> [EXERCISE OBJECTIVE]: Each line containing the word "JSON" needs to be copied.

> [DATASET ENTRIES]:
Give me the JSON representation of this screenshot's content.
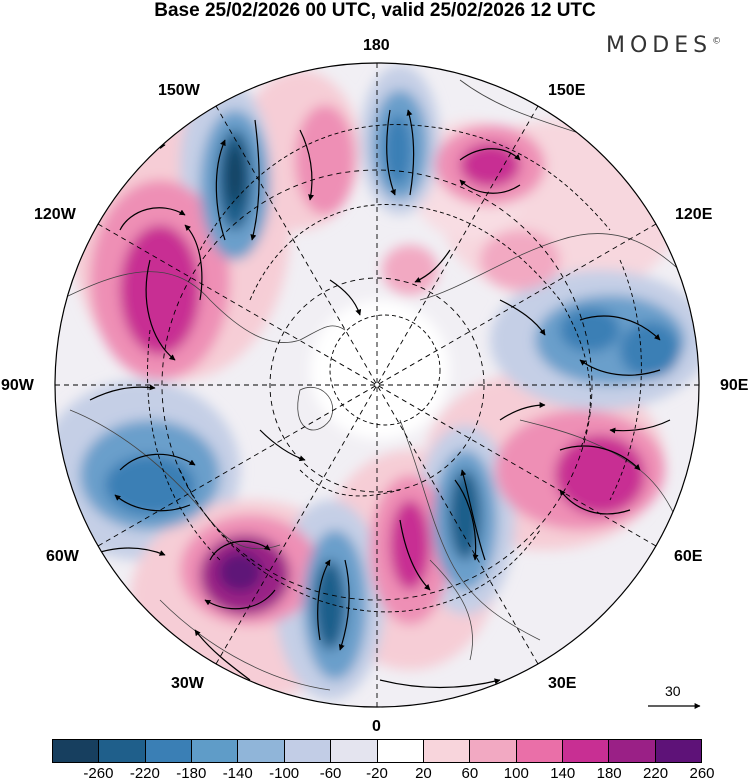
{
  "title": "Base 25/02/2026 00 UTC, valid 25/02/2026 12 UTC",
  "brand": "MODES",
  "brand_mark": "©",
  "longitude_labels": {
    "lon_180": "180",
    "lon_150e": "150E",
    "lon_120e": "120E",
    "lon_90e": "90E",
    "lon_60e": "60E",
    "lon_30e": "30E",
    "lon_0": "0",
    "lon_30w": "30W",
    "lon_60w": "60W",
    "lon_90w": "90W",
    "lon_120w": "120W",
    "lon_150w": "150W"
  },
  "reference_vector": "30",
  "colorbar": {
    "ticks": [
      "-260",
      "-220",
      "-180",
      "-140",
      "-100",
      "-60",
      "-20",
      "20",
      "60",
      "100",
      "140",
      "180",
      "220",
      "260"
    ],
    "colors": [
      "#173f5f",
      "#1f5f8b",
      "#3a7fb5",
      "#5f9cc8",
      "#90b5d9",
      "#c2cde6",
      "#e4e4ef",
      "#ffffff",
      "#f8d5dc",
      "#f2a9c2",
      "#ea6fa8",
      "#c82f93",
      "#9a2086",
      "#5e1278"
    ]
  }
}
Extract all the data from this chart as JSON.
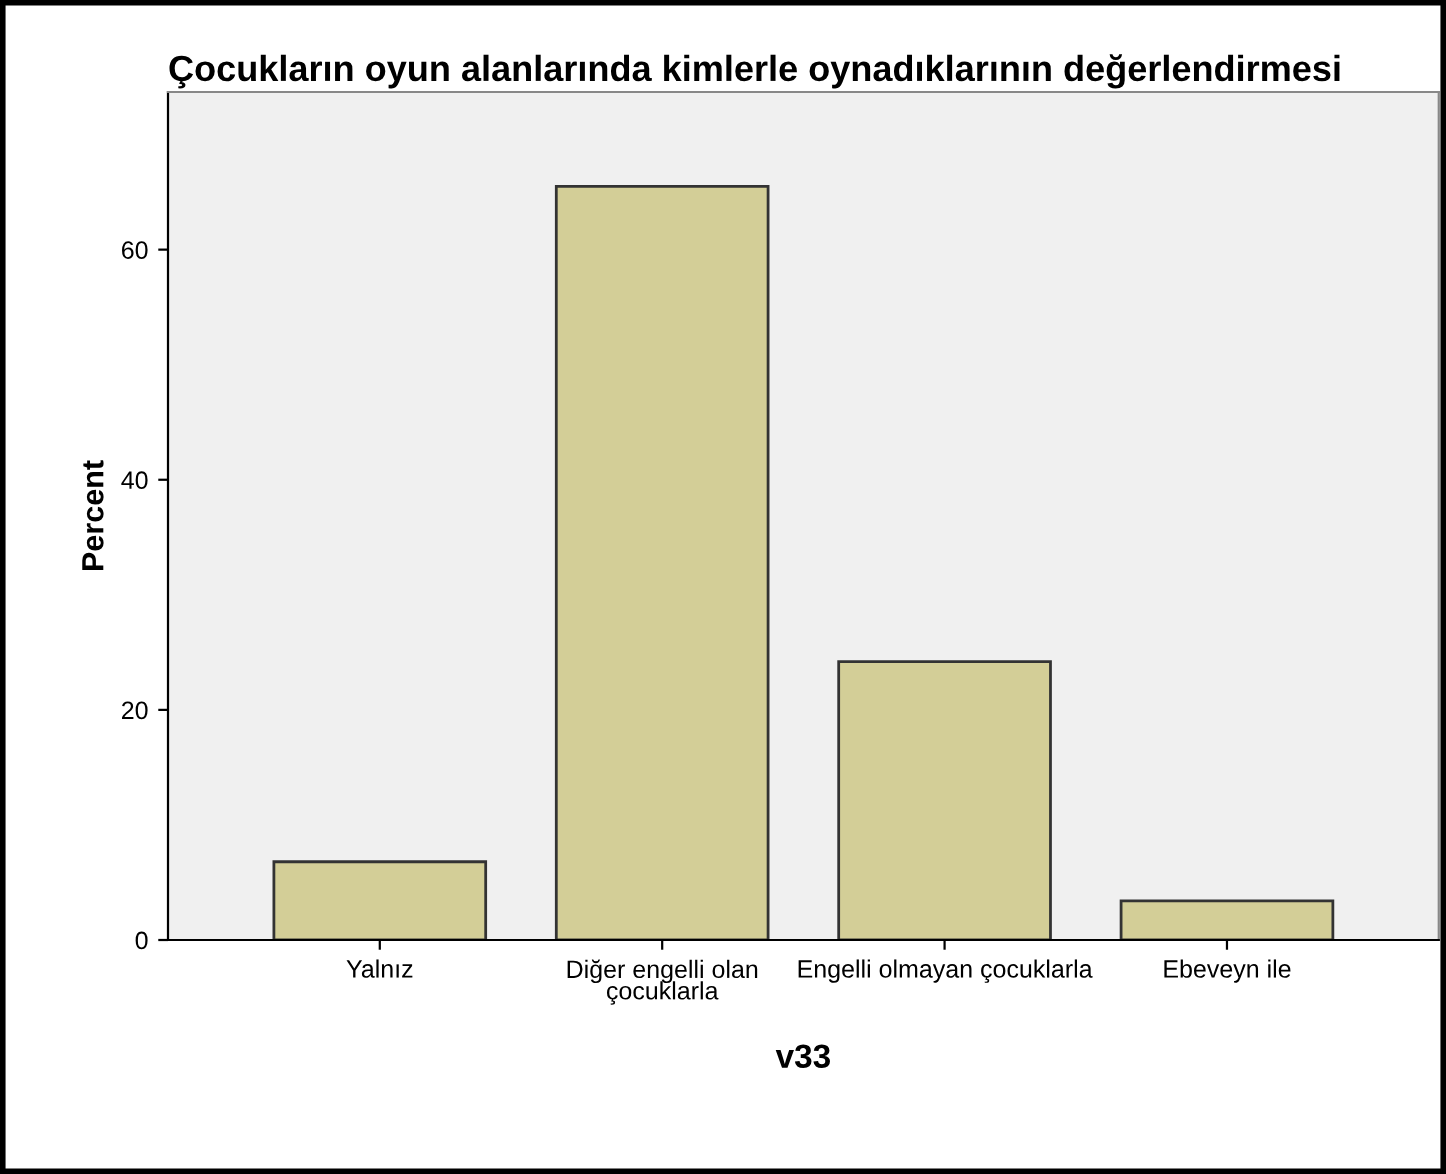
{
  "chart_data": {
    "type": "bar",
    "title": "Çocukların oyun alanlarında kimlerle oynadıklarının değerlendirmesi",
    "xlabel": "v33",
    "ylabel": "Percent",
    "categories": [
      "Yalnız",
      "Diğer engelli olan\nçocuklarla",
      "Engelli olmayan çocuklarla",
      "Ebeveyn ile"
    ],
    "values": [
      6.8,
      65.5,
      24.2,
      3.4
    ],
    "color": "#d3ce97",
    "ylim": [
      0,
      73.7
    ],
    "yticks": [
      0,
      20,
      40,
      60
    ],
    "grid": false,
    "legend": false
  }
}
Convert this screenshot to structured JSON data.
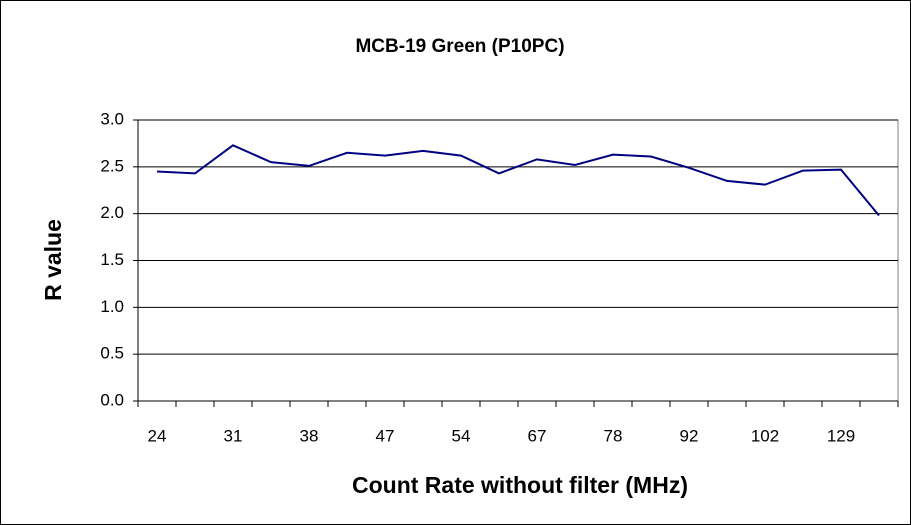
{
  "chart_data": {
    "type": "line",
    "title": "MCB-19 Green (P10PC)",
    "x_label": "Count Rate without filter (MHz)",
    "y_label": "R value",
    "categories": [
      "24",
      null,
      "31",
      null,
      "38",
      null,
      "47",
      null,
      "54",
      null,
      "67",
      null,
      "78",
      null,
      "92",
      null,
      "102",
      null,
      "129",
      null
    ],
    "series": [
      {
        "name": "R value",
        "color": "#000080",
        "values": [
          2.45,
          2.43,
          2.73,
          2.55,
          2.51,
          2.65,
          2.62,
          2.67,
          2.62,
          2.43,
          2.58,
          2.52,
          2.63,
          2.61,
          2.49,
          2.35,
          2.31,
          2.46,
          2.47,
          1.98
        ]
      }
    ],
    "ylim": [
      0,
      3
    ],
    "yticks": [
      {
        "value": 0,
        "label": "0.0"
      },
      {
        "value": 0.5,
        "label": "0.5"
      },
      {
        "value": 1,
        "label": "1.0"
      },
      {
        "value": 1.5,
        "label": "1.5"
      },
      {
        "value": 2,
        "label": "2.0"
      },
      {
        "value": 2.5,
        "label": "2.5"
      },
      {
        "value": 3,
        "label": "3.0"
      }
    ],
    "grid": true
  }
}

> [WRITTEN SOLUTION]:
Give me the JSON representation of this screenshot's content.
Extract all the data from this chart as JSON.
Convert this screenshot to structured JSON data.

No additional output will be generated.